Exercise -
Restate the records below word for word, and omit the images they hold.

[Stored items from a collection]
-------

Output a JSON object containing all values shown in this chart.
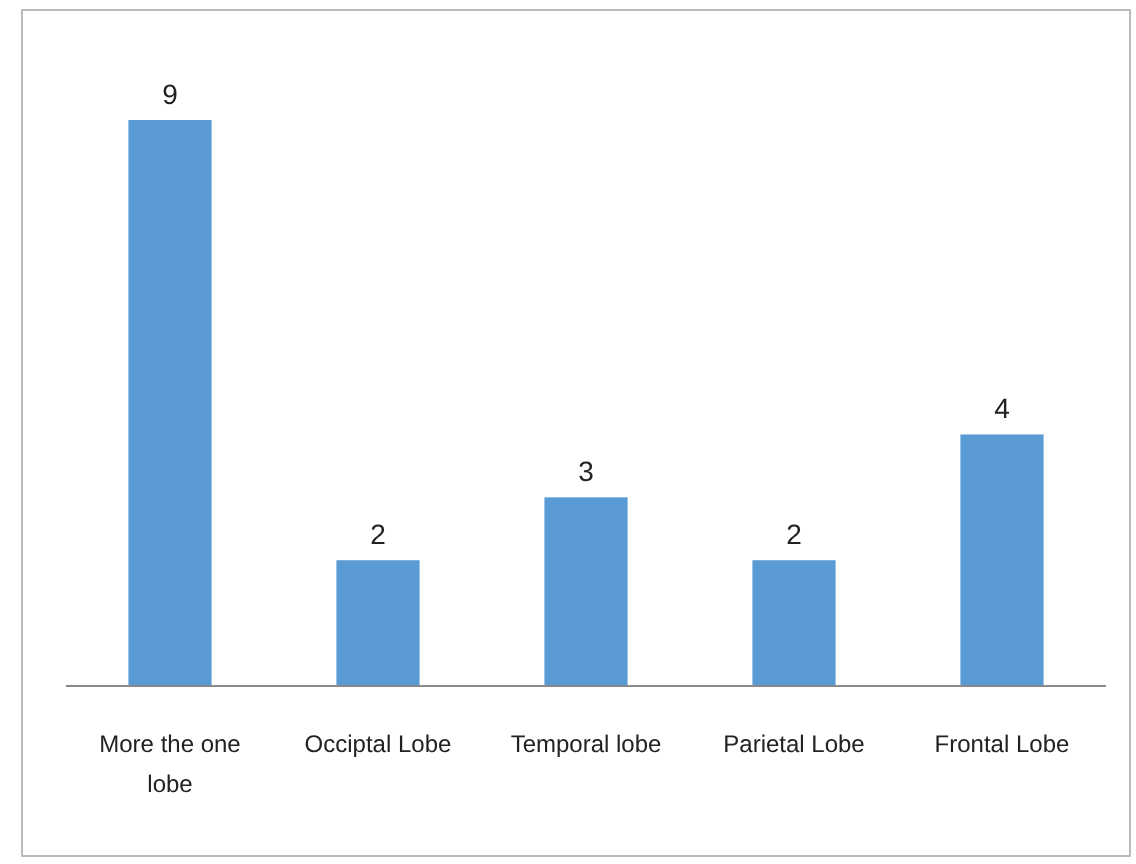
{
  "chart_data": {
    "type": "bar",
    "categories": [
      "More the one lobe",
      "Occiptal Lobe",
      "Temporal lobe",
      "Parietal Lobe",
      "Frontal Lobe"
    ],
    "values": [
      9,
      2,
      3,
      2,
      4
    ],
    "color": "#5b9bd5",
    "data_labels": true
  }
}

-------

The response -
Output a JSON object containing all values shown in this chart.
{
  "chart_data": {
    "type": "bar",
    "categories": [
      "More the one lobe",
      "Occiptal Lobe",
      "Temporal lobe",
      "Parietal Lobe",
      "Frontal Lobe"
    ],
    "values": [
      9,
      2,
      3,
      2,
      4
    ],
    "color": "#5b9bd5",
    "data_labels": true
  }
}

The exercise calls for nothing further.